**The problem:**
Identify the lines that contain the string "برند" and report only how many there are.

**Excerpted records:**
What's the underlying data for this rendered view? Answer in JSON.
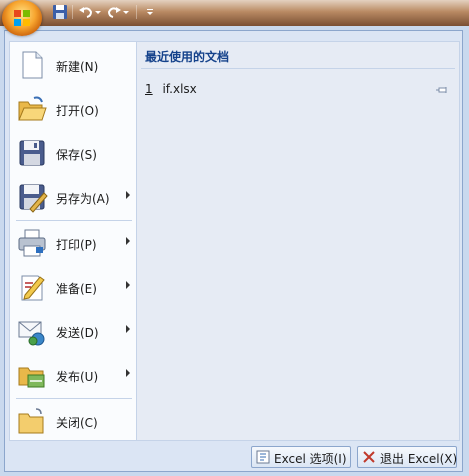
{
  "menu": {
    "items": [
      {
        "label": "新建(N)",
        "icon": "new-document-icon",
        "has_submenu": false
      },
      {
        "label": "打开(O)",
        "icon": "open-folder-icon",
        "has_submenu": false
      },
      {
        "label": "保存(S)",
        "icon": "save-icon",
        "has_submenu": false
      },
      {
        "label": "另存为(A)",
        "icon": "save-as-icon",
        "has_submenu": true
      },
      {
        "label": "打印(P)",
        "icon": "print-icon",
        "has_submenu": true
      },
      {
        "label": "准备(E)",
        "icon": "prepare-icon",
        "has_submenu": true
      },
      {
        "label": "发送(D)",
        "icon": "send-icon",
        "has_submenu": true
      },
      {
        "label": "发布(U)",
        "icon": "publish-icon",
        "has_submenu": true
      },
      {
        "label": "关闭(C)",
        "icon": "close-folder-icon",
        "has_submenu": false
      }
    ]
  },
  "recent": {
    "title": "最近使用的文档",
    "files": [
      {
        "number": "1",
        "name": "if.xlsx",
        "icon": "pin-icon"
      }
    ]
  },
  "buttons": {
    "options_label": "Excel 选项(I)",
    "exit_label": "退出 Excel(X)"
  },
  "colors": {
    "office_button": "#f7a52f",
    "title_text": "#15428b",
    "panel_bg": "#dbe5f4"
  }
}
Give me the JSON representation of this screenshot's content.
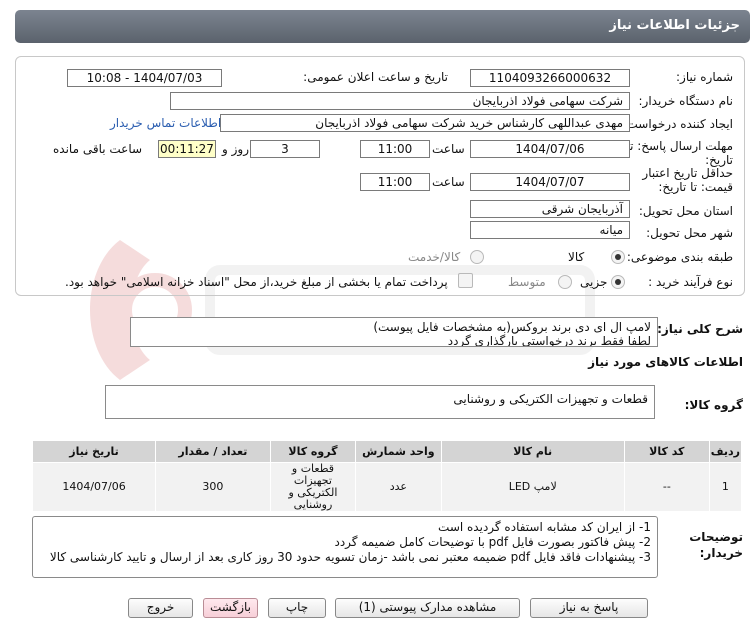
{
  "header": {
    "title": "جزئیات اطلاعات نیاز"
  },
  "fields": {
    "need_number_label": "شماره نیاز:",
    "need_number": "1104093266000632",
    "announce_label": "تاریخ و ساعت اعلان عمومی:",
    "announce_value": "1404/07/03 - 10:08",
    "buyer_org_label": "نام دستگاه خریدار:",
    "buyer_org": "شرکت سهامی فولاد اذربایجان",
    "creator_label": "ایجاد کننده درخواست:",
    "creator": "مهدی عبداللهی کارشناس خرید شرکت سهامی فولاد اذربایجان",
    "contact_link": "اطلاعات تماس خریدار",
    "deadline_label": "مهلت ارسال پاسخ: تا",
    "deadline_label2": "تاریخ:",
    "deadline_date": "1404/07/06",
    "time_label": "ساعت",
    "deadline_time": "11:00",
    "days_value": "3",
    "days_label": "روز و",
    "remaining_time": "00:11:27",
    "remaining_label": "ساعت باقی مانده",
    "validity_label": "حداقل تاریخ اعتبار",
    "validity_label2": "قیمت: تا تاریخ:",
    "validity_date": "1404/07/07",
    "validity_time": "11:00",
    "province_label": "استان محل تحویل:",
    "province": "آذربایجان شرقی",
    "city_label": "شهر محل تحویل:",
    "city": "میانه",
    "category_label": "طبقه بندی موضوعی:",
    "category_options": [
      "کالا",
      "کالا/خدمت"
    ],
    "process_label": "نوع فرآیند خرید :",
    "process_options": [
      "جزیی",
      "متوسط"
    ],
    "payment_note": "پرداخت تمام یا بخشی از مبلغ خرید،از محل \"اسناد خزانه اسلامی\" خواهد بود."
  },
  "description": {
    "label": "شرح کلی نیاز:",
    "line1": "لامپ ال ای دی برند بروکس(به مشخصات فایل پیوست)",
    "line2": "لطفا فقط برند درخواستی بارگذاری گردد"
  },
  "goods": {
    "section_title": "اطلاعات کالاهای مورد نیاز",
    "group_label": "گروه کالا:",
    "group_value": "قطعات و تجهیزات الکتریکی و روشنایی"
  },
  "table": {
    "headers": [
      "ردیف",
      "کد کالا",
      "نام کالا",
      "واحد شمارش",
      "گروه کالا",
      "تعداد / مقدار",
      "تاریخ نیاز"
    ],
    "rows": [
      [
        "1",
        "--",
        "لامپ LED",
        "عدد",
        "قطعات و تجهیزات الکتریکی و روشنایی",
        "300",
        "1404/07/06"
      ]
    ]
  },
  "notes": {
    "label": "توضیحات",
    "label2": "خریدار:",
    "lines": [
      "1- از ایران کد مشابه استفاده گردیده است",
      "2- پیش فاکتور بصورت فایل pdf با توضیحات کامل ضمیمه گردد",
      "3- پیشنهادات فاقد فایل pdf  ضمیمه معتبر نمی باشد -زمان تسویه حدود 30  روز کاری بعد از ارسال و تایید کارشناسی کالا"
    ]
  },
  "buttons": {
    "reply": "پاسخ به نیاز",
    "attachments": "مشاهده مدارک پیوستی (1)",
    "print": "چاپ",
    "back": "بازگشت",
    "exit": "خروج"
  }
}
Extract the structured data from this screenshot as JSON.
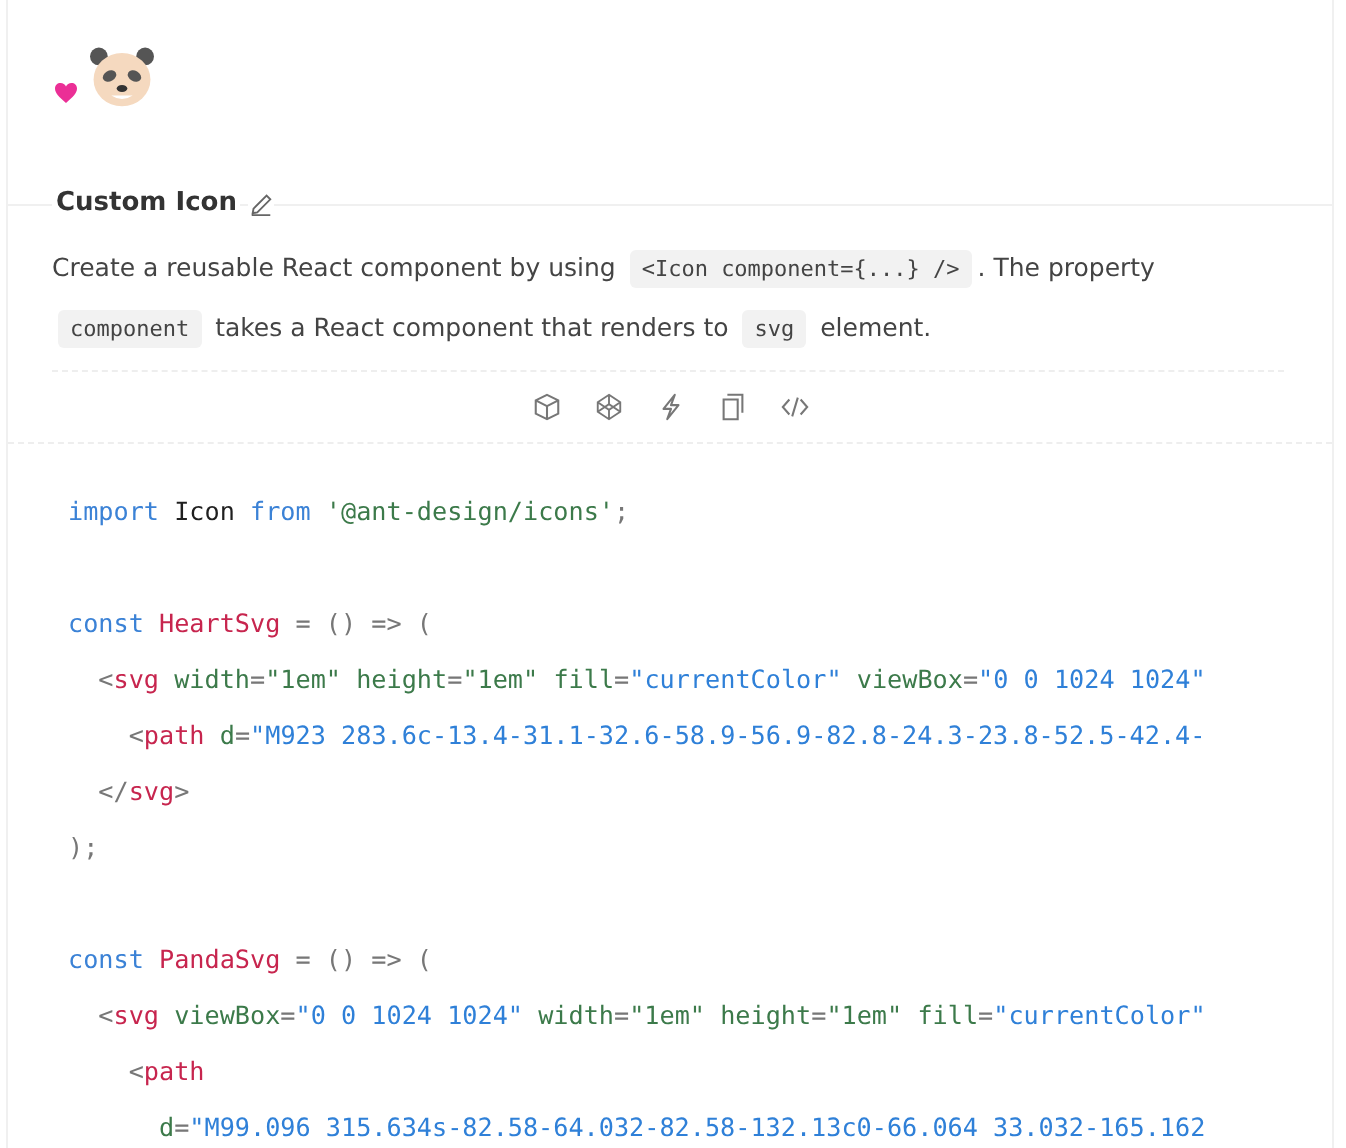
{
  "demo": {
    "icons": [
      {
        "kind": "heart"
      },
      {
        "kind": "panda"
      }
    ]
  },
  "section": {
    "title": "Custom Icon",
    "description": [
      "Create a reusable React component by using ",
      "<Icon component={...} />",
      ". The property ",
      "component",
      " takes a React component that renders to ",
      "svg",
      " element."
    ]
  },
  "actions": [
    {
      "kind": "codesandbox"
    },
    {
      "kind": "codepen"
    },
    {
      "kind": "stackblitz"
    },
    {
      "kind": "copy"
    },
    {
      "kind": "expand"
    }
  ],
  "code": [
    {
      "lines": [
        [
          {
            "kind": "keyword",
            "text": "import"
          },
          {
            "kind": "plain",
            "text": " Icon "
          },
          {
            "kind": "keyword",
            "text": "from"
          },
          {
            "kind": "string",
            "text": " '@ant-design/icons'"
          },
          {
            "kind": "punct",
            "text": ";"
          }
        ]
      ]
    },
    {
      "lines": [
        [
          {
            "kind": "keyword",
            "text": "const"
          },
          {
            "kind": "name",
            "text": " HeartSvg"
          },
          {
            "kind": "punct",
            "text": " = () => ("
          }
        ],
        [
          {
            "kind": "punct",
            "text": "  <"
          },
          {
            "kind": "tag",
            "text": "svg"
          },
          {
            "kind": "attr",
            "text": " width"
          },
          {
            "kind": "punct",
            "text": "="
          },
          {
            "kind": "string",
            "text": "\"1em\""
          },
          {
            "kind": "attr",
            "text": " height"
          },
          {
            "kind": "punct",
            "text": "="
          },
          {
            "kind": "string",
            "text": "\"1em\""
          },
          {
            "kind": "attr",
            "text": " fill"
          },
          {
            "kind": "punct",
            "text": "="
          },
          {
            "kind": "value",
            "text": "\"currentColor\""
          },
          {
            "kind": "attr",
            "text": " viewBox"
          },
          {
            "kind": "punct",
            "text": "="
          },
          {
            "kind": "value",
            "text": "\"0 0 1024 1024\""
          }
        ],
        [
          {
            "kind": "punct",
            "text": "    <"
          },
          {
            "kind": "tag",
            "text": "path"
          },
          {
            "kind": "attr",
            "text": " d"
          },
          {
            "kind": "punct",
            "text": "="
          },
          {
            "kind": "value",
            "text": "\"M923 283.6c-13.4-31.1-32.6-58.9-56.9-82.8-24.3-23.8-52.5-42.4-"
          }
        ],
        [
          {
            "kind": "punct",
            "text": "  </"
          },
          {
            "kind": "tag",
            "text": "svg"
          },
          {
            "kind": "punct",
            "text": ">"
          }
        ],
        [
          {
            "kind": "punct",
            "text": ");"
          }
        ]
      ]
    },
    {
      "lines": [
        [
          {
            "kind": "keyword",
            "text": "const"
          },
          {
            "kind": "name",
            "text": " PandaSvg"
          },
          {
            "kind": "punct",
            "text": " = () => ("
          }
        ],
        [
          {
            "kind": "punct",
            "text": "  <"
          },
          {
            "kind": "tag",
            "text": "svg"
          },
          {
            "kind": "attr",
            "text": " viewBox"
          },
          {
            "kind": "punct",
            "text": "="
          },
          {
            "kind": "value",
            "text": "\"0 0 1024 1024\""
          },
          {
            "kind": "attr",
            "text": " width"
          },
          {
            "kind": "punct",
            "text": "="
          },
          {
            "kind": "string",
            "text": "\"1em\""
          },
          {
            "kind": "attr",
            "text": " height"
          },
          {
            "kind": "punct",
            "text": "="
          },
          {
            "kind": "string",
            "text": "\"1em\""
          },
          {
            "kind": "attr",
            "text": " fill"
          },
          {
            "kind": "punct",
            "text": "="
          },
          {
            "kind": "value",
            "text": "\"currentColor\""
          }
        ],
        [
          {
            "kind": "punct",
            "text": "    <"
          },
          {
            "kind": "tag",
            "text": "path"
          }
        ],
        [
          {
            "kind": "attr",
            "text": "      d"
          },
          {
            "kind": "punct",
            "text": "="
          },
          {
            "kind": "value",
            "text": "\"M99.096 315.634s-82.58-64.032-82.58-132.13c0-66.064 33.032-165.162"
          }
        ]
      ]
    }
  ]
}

**Written solution:**
2